▸ **Problem**: Could you reproduce every one of the records below, line for line, without altering a single character?

▸ **Input**:
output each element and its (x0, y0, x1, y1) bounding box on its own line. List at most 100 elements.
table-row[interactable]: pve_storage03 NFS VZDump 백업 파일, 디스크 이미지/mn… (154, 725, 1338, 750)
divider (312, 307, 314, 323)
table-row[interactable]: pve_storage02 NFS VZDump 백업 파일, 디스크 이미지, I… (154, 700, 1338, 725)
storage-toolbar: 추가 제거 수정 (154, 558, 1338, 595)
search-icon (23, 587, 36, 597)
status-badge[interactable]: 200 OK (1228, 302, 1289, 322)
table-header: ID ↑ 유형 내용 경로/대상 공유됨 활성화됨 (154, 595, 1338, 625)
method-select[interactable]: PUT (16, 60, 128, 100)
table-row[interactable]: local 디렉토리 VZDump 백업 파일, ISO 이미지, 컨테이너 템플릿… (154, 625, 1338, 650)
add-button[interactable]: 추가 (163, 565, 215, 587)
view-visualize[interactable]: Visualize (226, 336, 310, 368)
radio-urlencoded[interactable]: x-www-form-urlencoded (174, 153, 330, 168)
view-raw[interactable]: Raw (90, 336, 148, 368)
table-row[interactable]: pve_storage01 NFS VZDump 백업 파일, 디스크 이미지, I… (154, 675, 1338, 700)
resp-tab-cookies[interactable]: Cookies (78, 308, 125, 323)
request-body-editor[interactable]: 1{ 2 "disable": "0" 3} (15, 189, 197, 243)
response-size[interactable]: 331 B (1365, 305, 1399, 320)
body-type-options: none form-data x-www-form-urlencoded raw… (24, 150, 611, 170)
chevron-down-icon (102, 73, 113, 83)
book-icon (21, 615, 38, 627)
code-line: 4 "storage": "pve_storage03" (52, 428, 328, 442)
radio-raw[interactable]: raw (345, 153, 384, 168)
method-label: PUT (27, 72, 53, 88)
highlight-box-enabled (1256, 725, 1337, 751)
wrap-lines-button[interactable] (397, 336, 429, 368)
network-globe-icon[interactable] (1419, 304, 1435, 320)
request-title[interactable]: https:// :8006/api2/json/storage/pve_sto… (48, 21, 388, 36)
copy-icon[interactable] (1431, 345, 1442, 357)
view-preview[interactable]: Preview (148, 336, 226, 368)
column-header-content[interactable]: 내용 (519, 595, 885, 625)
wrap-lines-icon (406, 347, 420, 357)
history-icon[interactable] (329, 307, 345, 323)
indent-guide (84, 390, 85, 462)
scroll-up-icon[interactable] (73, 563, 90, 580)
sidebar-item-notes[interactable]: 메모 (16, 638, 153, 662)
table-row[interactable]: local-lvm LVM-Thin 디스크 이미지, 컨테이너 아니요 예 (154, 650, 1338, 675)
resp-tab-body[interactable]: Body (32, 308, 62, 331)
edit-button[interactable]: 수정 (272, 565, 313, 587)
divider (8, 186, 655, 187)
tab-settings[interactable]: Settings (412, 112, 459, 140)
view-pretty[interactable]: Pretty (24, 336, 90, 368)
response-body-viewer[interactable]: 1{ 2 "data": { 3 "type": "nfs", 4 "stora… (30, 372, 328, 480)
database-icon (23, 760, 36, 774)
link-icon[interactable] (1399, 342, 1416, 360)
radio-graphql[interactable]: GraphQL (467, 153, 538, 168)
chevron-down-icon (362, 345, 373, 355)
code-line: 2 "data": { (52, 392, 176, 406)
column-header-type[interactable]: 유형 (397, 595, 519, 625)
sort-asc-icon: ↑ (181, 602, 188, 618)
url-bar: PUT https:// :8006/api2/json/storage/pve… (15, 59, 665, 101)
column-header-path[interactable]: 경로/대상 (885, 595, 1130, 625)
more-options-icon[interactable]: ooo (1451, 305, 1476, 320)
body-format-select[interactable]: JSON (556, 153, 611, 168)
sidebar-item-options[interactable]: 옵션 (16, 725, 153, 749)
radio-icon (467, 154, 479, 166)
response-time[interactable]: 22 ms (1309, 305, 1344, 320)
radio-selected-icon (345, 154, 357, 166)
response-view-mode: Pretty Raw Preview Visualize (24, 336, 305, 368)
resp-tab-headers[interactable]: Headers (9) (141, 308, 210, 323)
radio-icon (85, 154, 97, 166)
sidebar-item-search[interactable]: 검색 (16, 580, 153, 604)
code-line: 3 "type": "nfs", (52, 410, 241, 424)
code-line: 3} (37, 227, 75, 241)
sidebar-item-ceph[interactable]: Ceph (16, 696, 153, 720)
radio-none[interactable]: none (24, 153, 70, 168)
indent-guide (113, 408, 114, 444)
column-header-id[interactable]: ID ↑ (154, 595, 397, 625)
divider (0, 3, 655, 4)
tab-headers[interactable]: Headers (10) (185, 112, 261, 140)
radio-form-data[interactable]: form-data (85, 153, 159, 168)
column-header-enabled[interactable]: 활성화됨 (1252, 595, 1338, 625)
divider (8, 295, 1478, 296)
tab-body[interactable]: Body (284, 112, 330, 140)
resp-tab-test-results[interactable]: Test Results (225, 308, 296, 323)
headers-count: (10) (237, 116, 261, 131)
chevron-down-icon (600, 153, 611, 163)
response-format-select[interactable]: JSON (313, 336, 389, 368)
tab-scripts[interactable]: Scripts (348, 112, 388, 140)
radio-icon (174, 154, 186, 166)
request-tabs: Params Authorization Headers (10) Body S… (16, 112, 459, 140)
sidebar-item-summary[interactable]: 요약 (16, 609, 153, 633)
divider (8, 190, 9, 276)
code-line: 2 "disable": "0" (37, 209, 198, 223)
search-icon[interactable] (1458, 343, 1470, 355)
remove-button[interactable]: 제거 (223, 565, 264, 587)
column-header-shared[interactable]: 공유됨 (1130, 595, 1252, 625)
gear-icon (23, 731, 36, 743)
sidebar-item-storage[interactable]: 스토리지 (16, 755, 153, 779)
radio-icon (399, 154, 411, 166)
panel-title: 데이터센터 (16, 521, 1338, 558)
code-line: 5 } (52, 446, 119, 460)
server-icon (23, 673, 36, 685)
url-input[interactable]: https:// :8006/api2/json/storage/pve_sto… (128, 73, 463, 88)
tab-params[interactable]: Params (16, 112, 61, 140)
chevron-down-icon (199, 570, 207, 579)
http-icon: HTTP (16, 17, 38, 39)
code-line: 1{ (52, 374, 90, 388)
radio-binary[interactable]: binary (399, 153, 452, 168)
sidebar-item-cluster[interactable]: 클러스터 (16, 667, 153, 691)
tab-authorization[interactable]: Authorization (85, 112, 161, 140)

▸ **Task output**:
output each element and its (x0, y0, x1, y1) bounding box on its own line. List at most 100 elements.
table-row[interactable]: pve_storage03 NFS VZDump 백업 파일, 디스크 이미지/mn… (154, 725, 1338, 750)
divider (312, 307, 314, 323)
table-row[interactable]: pve_storage02 NFS VZDump 백업 파일, 디스크 이미지, I… (154, 700, 1338, 725)
storage-toolbar: 추가 제거 수정 (154, 558, 1338, 595)
search-icon (23, 587, 36, 597)
status-badge[interactable]: 200 OK (1228, 302, 1289, 322)
table-header: ID ↑ 유형 내용 경로/대상 공유됨 활성화됨 (154, 595, 1338, 625)
method-select[interactable]: PUT (16, 60, 128, 100)
table-row[interactable]: local 디렉토리 VZDump 백업 파일, ISO 이미지, 컨테이너 템플릿… (154, 625, 1338, 650)
add-button[interactable]: 추가 (163, 565, 215, 587)
view-visualize[interactable]: Visualize (226, 336, 310, 368)
radio-urlencoded[interactable]: x-www-form-urlencoded (174, 153, 330, 168)
view-raw[interactable]: Raw (90, 336, 148, 368)
table-row[interactable]: pve_storage01 NFS VZDump 백업 파일, 디스크 이미지, I… (154, 675, 1338, 700)
resp-tab-cookies[interactable]: Cookies (78, 308, 125, 323)
request-body-editor[interactable]: 1{ 2 "disable": "0" 3} (15, 189, 197, 243)
response-size[interactable]: 331 B (1365, 305, 1399, 320)
body-type-options: none form-data x-www-form-urlencoded raw… (24, 150, 611, 170)
chevron-down-icon (102, 73, 113, 83)
book-icon (21, 615, 38, 627)
code-line: 4 "storage": "pve_storage03" (52, 428, 328, 442)
radio-raw[interactable]: raw (345, 153, 384, 168)
method-label: PUT (27, 72, 53, 88)
highlight-box-enabled (1256, 725, 1337, 751)
wrap-lines-button[interactable] (397, 336, 429, 368)
network-globe-icon[interactable] (1419, 304, 1435, 320)
request-title[interactable]: https:// :8006/api2/json/storage/pve_sto… (48, 21, 388, 36)
copy-icon[interactable] (1431, 345, 1442, 357)
view-preview[interactable]: Preview (148, 336, 226, 368)
column-header-content[interactable]: 내용 (519, 595, 885, 625)
wrap-lines-icon (406, 347, 420, 357)
history-icon[interactable] (329, 307, 345, 323)
indent-guide (84, 390, 85, 462)
scroll-up-icon[interactable] (73, 563, 90, 580)
sidebar-item-notes[interactable]: 메모 (16, 638, 153, 662)
table-row[interactable]: local-lvm LVM-Thin 디스크 이미지, 컨테이너 아니요 예 (154, 650, 1338, 675)
resp-tab-body[interactable]: Body (32, 308, 62, 331)
edit-button[interactable]: 수정 (272, 565, 313, 587)
divider (8, 186, 655, 187)
tab-settings[interactable]: Settings (412, 112, 459, 140)
view-pretty[interactable]: Pretty (24, 336, 90, 368)
response-body-viewer[interactable]: 1{ 2 "data": { 3 "type": "nfs", 4 "stora… (30, 372, 328, 480)
database-icon (23, 760, 36, 774)
link-icon[interactable] (1399, 342, 1416, 360)
radio-graphql[interactable]: GraphQL (467, 153, 538, 168)
chevron-down-icon (362, 345, 373, 355)
code-line: 2 "data": { (52, 392, 176, 406)
column-header-type[interactable]: 유형 (397, 595, 519, 625)
sort-asc-icon: ↑ (181, 602, 188, 618)
url-bar: PUT https:// :8006/api2/json/storage/pve… (15, 59, 665, 101)
column-header-path[interactable]: 경로/대상 (885, 595, 1130, 625)
more-options-icon[interactable]: ooo (1451, 305, 1476, 320)
body-format-select[interactable]: JSON (556, 153, 611, 168)
sidebar-item-options[interactable]: 옵션 (16, 725, 153, 749)
radio-icon (467, 154, 479, 166)
response-time[interactable]: 22 ms (1309, 305, 1344, 320)
radio-selected-icon (345, 154, 357, 166)
response-view-mode: Pretty Raw Preview Visualize (24, 336, 305, 368)
resp-tab-headers[interactable]: Headers (9) (141, 308, 210, 323)
radio-icon (85, 154, 97, 166)
sidebar-item-search[interactable]: 검색 (16, 580, 153, 604)
code-line: 3 "type": "nfs", (52, 410, 241, 424)
code-line: 3} (37, 227, 75, 241)
sidebar-item-ceph[interactable]: Ceph (16, 696, 153, 720)
radio-none[interactable]: none (24, 153, 70, 168)
indent-guide (113, 408, 114, 444)
column-header-id[interactable]: ID ↑ (154, 595, 397, 625)
divider (0, 3, 655, 4)
tab-headers[interactable]: Headers (10) (185, 112, 261, 140)
radio-form-data[interactable]: form-data (85, 153, 159, 168)
column-header-enabled[interactable]: 활성화됨 (1252, 595, 1338, 625)
divider (8, 295, 1478, 296)
tab-body[interactable]: Body (284, 112, 330, 140)
resp-tab-test-results[interactable]: Test Results (225, 308, 296, 323)
headers-count: (10) (237, 116, 261, 131)
chevron-down-icon (600, 153, 611, 163)
response-format-select[interactable]: JSON (313, 336, 389, 368)
tab-scripts[interactable]: Scripts (348, 112, 388, 140)
radio-icon (174, 154, 186, 166)
request-tabs: Params Authorization Headers (10) Body S… (16, 112, 459, 140)
sidebar-item-summary[interactable]: 요약 (16, 609, 153, 633)
divider (8, 190, 9, 276)
code-line: 2 "disable": "0" (37, 209, 198, 223)
search-icon[interactable] (1458, 343, 1470, 355)
remove-button[interactable]: 제거 (223, 565, 264, 587)
column-header-shared[interactable]: 공유됨 (1130, 595, 1252, 625)
gear-icon (23, 731, 36, 743)
sidebar-item-storage[interactable]: 스토리지 (16, 755, 153, 779)
radio-icon (399, 154, 411, 166)
panel-title: 데이터센터 (16, 521, 1338, 558)
code-line: 5 } (52, 446, 119, 460)
server-icon (23, 673, 36, 685)
url-input[interactable]: https:// :8006/api2/json/storage/pve_sto… (128, 73, 463, 88)
tab-params[interactable]: Params (16, 112, 61, 140)
chevron-down-icon (199, 570, 207, 579)
http-icon: HTTP (16, 17, 38, 39)
code-line: 1{ (52, 374, 90, 388)
radio-binary[interactable]: binary (399, 153, 452, 168)
sidebar-item-cluster[interactable]: 클러스터 (16, 667, 153, 691)
tab-authorization[interactable]: Authorization (85, 112, 161, 140)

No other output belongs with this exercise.